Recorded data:
• • • • • • •

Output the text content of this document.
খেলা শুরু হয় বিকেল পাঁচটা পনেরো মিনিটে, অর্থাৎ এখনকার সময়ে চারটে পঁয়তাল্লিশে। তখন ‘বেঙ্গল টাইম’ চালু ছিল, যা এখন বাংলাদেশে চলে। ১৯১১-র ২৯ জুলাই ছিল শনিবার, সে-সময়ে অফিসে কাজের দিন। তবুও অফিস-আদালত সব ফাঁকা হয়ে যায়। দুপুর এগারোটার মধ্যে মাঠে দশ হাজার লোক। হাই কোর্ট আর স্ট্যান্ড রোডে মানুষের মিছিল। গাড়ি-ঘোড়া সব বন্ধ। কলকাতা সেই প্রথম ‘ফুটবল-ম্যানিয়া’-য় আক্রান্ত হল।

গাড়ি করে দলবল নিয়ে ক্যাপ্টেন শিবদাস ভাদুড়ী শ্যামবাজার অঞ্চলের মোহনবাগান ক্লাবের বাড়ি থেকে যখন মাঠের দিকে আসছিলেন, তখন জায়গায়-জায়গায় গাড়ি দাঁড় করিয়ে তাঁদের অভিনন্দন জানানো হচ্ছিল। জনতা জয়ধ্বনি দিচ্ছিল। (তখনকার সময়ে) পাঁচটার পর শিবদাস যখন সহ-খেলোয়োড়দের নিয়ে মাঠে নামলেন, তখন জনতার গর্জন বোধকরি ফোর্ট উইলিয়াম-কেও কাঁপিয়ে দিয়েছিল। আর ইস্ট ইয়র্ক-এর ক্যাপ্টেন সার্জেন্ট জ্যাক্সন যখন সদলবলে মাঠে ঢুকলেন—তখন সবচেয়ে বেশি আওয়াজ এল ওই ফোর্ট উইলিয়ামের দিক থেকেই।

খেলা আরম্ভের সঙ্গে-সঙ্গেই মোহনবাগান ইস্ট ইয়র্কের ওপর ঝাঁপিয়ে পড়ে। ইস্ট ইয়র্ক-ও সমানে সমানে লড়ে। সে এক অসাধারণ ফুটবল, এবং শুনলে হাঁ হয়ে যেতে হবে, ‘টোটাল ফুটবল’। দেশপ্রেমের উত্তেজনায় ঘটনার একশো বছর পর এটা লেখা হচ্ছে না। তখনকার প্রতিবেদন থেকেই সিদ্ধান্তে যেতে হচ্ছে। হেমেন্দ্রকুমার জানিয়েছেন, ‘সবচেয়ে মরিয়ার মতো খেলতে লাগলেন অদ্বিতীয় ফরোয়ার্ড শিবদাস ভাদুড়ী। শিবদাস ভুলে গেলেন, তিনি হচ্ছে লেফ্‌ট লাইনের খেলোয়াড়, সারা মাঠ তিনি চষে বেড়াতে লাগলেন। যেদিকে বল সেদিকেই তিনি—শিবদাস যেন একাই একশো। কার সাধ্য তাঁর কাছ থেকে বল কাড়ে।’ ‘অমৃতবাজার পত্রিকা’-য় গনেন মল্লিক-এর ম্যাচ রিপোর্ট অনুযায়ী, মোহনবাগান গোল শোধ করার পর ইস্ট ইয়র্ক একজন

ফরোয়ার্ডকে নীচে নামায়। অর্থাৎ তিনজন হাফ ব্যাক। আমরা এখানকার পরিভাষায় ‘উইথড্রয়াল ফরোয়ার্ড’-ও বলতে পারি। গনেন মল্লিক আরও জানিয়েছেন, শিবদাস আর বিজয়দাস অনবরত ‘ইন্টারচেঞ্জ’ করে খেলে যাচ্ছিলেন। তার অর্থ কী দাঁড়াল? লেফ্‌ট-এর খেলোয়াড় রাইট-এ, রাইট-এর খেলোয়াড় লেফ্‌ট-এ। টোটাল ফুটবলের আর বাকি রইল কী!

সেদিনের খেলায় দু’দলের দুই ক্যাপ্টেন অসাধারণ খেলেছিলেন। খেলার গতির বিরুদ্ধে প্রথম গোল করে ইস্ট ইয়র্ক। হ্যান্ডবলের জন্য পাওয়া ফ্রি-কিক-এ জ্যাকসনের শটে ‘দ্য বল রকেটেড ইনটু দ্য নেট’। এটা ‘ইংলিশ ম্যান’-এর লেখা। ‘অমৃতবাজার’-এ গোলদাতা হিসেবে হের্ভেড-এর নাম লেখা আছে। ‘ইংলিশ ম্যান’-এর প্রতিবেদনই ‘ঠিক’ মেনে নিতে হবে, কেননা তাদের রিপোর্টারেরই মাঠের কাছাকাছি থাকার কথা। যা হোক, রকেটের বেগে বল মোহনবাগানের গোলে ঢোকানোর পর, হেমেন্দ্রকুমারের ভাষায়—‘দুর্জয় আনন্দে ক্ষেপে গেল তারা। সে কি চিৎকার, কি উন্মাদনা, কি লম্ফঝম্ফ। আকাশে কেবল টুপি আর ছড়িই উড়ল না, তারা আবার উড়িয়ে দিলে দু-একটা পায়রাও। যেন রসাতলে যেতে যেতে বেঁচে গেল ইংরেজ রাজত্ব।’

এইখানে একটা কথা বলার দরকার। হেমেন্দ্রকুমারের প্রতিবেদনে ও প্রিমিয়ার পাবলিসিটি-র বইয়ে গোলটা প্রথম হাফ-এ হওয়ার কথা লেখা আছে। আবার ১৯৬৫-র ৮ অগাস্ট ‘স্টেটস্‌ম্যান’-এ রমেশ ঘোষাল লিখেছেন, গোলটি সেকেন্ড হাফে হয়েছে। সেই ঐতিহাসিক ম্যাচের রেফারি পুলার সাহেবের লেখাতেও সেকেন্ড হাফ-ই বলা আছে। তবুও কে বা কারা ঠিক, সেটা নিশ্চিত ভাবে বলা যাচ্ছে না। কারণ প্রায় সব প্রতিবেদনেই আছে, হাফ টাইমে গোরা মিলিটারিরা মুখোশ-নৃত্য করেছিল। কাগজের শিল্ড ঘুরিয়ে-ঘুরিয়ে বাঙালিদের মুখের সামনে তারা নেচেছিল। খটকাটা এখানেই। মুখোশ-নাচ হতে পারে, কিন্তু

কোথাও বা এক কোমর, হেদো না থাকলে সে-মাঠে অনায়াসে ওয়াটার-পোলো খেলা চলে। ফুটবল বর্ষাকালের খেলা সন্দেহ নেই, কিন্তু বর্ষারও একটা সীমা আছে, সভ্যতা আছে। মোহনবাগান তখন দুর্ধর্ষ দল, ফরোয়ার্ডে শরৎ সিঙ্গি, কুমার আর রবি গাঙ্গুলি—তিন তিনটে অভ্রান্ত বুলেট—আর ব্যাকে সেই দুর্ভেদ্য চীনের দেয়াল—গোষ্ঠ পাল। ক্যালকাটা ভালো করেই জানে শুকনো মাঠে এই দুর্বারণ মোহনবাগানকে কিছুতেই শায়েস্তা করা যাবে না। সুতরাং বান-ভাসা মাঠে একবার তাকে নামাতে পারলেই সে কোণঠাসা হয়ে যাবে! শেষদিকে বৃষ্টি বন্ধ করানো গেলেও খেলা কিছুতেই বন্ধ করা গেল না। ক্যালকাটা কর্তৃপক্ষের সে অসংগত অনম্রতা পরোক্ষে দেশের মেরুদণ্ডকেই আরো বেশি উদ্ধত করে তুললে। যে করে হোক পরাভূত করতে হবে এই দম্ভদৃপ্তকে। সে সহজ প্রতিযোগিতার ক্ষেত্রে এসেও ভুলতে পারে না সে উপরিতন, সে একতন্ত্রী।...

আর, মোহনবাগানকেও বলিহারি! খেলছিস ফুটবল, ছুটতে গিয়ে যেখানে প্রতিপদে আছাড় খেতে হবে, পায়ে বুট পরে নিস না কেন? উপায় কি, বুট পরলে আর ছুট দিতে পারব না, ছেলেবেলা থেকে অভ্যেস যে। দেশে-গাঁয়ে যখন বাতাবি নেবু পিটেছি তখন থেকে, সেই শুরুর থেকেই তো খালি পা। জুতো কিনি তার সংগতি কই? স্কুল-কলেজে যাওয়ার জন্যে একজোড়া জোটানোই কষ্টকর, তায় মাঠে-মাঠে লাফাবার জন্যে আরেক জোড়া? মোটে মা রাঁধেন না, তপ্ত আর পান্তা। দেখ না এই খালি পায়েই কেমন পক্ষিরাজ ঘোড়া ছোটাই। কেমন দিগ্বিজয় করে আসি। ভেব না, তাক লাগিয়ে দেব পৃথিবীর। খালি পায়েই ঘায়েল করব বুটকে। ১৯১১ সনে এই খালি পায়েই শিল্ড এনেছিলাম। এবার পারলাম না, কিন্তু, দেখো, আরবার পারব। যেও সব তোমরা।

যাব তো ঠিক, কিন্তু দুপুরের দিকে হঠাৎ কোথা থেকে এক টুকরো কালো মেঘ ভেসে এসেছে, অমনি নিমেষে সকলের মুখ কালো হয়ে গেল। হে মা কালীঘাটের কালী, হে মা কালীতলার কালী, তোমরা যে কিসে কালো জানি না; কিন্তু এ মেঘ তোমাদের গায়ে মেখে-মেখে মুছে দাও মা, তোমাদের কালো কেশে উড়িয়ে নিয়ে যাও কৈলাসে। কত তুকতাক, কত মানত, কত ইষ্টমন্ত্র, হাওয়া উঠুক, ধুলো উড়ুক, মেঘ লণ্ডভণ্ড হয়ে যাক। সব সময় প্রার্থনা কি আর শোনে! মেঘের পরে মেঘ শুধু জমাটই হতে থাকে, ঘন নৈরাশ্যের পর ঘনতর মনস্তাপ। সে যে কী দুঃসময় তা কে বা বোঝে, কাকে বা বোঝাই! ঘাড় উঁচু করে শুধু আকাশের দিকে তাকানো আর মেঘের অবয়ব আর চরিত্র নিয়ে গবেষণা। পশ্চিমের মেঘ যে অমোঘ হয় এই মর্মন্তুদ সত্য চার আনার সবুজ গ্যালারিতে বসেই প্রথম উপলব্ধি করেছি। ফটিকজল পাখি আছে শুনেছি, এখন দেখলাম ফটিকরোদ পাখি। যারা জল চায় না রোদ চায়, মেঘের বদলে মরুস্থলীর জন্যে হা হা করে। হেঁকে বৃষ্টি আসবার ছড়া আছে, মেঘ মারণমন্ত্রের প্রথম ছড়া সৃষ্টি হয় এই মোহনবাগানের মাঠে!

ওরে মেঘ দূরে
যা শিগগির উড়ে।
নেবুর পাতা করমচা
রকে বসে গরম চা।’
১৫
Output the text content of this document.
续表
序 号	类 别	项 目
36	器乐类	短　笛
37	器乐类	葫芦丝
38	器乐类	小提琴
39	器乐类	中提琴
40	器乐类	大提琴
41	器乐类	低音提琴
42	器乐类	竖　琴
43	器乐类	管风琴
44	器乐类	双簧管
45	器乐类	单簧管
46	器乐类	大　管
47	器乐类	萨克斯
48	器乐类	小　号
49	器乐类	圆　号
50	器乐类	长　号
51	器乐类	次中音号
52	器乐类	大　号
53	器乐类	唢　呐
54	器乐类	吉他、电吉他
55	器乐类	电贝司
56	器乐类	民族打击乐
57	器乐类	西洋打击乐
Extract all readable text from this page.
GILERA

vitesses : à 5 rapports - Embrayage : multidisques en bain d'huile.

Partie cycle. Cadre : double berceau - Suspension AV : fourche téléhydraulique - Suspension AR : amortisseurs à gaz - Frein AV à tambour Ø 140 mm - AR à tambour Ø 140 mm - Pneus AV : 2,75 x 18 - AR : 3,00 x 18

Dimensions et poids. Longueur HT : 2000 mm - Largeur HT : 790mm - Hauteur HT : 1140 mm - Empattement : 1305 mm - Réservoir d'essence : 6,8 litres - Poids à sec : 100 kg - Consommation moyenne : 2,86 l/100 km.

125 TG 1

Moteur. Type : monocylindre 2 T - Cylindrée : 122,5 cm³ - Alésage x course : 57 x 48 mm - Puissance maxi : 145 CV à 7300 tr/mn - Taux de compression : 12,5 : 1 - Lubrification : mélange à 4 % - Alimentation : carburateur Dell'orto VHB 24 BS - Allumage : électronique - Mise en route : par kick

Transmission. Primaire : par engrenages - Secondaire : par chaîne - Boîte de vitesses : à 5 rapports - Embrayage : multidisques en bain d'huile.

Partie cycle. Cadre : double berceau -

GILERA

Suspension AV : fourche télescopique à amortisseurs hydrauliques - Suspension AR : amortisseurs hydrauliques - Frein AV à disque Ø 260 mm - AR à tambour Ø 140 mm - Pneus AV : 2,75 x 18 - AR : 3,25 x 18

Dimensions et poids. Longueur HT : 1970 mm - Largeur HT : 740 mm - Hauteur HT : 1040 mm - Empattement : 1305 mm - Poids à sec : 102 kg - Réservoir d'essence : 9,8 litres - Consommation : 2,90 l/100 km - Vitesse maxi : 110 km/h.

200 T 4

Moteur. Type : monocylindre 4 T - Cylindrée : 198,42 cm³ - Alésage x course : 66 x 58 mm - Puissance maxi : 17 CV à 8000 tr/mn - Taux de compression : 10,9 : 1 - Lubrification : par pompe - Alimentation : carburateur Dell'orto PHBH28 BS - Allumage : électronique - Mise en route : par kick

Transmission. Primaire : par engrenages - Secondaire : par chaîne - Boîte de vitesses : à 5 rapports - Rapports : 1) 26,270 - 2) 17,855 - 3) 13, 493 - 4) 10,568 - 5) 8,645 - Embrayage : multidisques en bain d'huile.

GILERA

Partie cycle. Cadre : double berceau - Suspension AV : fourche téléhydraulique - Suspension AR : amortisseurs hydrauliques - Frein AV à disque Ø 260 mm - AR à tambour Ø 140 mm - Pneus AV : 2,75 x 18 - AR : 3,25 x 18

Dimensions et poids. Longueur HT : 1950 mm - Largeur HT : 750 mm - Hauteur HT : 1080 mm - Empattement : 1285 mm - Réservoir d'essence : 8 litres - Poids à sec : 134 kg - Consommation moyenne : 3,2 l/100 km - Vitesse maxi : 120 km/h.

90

• • • • • • •

▶ **WHAT YOU HAVE TO DO**: Copy each line from the data above that includes "Dell".

▶ **SOLVED PROBLEM**:
Moteur. Type : monocylindre 2 T - Cylindrée : 122,5 cm³ - Alésage x course : 57 x 48 mm - Puissance maxi : 145 CV à 7300 tr/mn - Taux de compression : 12,5 : 1 - Lubrification : mélange à 4 % - Alimentation : carburateur Dell'orto VHB 24 BS - Allumage : électronique - Mise en route : par kick
Moteur. Type : monocylindre 4 T - Cylindrée : 198,42 cm³ - Alésage x course : 66 x 58 mm - Puissance maxi : 17 CV à 8000 tr/mn - Taux de compression : 10,9 : 1 - Lubrification : par pompe - Alimentation : carburateur Dell'orto PHBH28 BS - Allumage : électronique - Mise en route : par kick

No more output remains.